↓↓↓

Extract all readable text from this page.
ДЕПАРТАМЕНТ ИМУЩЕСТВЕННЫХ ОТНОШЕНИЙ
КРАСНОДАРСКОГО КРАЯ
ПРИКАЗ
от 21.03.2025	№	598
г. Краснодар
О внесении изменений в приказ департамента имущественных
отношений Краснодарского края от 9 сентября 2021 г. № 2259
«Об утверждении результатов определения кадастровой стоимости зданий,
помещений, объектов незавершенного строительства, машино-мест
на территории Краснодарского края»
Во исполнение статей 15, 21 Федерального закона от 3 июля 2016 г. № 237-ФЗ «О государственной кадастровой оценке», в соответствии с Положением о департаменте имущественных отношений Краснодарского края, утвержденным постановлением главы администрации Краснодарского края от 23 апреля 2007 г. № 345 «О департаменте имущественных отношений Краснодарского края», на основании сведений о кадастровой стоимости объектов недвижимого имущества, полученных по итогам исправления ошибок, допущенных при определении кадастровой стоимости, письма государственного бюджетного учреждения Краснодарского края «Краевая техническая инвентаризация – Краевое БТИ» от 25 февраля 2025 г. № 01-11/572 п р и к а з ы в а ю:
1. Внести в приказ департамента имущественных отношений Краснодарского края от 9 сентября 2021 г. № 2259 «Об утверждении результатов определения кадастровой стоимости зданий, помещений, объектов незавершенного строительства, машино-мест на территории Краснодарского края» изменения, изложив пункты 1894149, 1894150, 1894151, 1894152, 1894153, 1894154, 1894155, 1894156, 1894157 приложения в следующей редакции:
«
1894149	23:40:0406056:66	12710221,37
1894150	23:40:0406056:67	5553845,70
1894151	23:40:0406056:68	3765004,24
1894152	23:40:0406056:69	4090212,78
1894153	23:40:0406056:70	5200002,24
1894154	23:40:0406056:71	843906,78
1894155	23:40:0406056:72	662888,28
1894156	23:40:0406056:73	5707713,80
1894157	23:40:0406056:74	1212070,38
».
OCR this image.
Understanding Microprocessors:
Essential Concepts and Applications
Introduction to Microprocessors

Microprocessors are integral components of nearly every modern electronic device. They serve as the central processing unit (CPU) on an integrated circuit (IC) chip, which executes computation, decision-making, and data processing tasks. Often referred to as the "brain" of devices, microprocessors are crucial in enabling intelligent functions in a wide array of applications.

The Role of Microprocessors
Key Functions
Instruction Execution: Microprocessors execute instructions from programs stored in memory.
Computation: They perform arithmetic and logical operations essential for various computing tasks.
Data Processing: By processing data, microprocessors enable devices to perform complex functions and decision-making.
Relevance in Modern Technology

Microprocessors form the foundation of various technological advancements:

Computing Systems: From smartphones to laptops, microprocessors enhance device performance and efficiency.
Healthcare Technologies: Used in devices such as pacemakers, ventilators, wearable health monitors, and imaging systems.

↑↑↑

-- What you should do --
Using the material above, reproduce exactly the line that contains "OCR this image." and all lines after it through the last one, and only those.

-- Solution to this problem --
OCR this image.
Understanding Microprocessors:
Essential Concepts and Applications
Introduction to Microprocessors

Microprocessors are integral components of nearly every modern electronic device. They serve as the central processing unit (CPU) on an integrated circuit (IC) chip, which executes computation, decision-making, and data processing tasks. Often referred to as the "brain" of devices, microprocessors are crucial in enabling intelligent functions in a wide array of applications.

The Role of Microprocessors
Key Functions
Instruction Execution: Microprocessors execute instructions from programs stored in memory.
Computation: They perform arithmetic and logical operations essential for various computing tasks.
Data Processing: By processing data, microprocessors enable devices to perform complex functions and decision-making.
Relevance in Modern Technology

Microprocessors form the foundation of various technological advancements:

Computing Systems: From smartphones to laptops, microprocessors enhance device performance and efficiency.
Healthcare Technologies: Used in devices such as pacemakers, ventilators, wearable health monitors, and imaging systems.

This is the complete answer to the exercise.